▶ _Exercise_
Report how many lines below contain the word "Miau", and give only that number.

— start Records for processing —

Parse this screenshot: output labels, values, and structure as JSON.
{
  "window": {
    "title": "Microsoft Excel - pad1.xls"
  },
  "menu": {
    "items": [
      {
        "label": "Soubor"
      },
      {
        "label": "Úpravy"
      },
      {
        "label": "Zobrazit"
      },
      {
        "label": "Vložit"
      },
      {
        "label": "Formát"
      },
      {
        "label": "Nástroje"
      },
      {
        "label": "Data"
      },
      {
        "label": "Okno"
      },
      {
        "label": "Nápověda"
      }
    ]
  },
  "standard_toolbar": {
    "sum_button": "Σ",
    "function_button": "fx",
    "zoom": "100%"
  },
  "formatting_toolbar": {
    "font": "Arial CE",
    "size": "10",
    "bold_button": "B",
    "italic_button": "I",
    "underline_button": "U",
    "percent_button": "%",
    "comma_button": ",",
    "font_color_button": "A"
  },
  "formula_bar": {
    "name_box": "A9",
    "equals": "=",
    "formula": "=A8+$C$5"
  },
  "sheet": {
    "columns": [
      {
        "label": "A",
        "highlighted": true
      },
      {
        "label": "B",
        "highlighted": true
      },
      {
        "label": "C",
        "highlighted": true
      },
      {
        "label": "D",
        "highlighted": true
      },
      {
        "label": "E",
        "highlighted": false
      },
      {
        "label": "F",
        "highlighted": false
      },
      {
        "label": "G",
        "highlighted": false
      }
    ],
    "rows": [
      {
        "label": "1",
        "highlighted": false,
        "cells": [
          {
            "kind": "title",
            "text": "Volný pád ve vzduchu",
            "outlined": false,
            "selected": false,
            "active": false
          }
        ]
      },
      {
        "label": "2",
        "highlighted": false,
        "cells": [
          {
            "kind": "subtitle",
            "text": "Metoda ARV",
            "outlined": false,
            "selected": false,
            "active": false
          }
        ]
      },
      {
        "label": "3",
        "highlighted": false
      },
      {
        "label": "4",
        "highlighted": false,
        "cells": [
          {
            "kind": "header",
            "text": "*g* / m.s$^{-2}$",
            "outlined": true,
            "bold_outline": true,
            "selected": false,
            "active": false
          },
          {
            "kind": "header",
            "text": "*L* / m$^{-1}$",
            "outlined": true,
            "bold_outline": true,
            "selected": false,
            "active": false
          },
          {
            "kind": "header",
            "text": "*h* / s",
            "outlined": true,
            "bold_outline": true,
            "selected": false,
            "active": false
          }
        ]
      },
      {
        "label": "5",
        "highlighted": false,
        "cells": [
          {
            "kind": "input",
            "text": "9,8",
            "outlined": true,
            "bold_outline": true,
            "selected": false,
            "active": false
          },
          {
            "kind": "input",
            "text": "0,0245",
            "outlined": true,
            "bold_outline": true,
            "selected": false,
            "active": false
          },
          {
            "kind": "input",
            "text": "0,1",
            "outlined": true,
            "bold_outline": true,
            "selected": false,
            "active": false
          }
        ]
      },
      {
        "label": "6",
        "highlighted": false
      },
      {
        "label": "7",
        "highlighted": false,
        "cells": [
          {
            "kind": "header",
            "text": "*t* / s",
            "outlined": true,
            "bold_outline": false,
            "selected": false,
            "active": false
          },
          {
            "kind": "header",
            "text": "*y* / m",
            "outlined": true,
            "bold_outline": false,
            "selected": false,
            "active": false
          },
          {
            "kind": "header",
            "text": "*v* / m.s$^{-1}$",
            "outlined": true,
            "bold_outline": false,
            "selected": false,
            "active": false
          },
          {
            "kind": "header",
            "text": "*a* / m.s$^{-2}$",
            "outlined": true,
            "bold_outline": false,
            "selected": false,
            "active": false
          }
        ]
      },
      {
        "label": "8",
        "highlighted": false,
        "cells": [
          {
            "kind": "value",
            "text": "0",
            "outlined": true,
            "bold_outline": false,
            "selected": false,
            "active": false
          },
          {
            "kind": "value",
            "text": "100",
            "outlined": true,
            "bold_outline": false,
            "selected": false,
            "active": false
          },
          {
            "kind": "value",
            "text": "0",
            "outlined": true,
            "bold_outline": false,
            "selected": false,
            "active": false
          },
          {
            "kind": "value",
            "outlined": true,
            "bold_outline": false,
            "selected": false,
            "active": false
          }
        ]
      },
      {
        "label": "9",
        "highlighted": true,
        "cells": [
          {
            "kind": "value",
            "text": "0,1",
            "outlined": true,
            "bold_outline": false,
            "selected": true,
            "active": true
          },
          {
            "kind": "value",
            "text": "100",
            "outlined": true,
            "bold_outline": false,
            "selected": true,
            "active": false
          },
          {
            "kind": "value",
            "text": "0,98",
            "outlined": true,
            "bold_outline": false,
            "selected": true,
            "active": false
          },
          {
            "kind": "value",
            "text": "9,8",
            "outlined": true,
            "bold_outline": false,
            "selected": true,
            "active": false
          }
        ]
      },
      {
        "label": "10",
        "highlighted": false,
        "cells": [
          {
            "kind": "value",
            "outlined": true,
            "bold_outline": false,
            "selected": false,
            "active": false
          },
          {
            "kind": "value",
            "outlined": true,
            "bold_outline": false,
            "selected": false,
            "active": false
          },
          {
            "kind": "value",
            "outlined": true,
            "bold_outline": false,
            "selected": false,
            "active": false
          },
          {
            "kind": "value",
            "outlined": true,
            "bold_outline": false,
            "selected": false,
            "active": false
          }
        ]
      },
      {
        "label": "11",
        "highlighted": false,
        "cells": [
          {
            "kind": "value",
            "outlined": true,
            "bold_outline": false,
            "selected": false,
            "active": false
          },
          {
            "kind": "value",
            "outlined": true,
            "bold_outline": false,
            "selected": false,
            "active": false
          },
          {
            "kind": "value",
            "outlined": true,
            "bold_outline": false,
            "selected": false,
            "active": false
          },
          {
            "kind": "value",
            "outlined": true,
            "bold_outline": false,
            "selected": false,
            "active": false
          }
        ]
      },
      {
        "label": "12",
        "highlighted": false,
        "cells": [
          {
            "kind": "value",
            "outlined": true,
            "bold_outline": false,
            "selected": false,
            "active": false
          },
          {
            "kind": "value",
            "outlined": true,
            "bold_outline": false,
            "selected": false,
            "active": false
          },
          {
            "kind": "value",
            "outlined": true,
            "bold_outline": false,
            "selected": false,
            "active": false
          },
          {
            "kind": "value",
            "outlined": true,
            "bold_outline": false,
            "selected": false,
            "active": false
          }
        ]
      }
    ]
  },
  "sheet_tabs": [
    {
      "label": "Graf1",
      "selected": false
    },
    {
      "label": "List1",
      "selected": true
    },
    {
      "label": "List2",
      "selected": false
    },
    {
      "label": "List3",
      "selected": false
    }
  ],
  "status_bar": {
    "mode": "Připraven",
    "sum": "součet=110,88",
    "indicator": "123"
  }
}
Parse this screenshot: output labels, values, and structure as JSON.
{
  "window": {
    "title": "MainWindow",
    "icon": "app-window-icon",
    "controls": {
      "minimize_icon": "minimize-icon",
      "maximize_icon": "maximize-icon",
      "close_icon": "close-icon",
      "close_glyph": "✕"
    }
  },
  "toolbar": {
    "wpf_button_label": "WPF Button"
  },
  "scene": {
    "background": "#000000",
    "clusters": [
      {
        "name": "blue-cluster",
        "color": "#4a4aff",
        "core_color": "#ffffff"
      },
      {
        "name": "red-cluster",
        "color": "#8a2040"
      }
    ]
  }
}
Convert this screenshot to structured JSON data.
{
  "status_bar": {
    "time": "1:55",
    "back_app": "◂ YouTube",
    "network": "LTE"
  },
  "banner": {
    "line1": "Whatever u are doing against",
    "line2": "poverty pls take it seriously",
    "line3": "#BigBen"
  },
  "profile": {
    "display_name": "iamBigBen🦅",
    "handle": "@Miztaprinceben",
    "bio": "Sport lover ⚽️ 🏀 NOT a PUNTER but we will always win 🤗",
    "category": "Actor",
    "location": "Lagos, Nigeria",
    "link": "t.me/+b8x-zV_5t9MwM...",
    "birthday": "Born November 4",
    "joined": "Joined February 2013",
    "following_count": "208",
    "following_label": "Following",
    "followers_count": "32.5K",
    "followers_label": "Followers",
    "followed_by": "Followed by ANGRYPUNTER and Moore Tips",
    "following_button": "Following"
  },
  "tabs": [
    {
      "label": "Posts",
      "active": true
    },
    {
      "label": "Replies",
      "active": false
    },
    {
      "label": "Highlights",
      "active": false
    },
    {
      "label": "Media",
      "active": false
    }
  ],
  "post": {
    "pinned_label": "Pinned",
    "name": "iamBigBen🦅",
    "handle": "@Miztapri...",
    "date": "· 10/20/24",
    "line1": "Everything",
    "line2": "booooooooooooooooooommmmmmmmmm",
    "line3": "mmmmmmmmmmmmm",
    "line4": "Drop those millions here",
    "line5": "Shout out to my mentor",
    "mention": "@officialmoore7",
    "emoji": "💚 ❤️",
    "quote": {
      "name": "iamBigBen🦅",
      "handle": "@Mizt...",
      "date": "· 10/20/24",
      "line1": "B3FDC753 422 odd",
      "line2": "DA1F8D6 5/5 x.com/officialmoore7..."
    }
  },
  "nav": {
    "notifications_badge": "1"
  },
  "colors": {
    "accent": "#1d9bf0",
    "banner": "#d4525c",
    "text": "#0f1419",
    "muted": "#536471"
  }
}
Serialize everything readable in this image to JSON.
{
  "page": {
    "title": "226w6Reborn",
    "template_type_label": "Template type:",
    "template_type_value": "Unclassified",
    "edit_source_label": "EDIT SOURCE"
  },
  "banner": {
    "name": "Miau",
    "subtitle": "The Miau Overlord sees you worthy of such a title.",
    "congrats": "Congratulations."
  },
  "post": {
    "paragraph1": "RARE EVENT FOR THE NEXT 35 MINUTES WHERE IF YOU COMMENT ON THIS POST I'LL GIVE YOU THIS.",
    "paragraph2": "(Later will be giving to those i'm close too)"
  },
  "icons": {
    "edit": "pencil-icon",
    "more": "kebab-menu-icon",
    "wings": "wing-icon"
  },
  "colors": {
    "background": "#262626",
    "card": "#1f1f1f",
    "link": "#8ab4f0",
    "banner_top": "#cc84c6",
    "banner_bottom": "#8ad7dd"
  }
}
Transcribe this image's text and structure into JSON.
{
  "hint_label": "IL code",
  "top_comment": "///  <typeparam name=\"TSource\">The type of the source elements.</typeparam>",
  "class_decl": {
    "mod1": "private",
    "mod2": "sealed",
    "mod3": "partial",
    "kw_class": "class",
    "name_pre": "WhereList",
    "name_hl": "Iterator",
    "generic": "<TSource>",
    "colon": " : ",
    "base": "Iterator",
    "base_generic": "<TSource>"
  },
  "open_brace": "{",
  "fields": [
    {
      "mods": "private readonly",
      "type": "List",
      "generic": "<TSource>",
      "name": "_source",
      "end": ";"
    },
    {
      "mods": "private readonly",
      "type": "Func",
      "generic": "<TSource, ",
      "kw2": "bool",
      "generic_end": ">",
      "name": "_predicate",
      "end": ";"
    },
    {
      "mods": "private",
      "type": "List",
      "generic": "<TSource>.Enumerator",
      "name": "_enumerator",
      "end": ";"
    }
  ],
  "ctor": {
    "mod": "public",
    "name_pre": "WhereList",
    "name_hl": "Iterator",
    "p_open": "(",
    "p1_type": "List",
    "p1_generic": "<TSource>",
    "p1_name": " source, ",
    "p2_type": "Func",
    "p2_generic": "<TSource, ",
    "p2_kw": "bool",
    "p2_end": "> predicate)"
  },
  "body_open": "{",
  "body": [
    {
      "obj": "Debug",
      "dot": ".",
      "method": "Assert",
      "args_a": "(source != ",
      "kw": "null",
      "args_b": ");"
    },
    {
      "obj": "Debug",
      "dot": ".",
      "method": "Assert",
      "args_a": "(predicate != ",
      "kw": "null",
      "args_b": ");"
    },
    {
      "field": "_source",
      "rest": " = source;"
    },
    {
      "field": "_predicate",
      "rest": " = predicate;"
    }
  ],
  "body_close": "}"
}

— end Records for processing —

▶ _Written reply_
2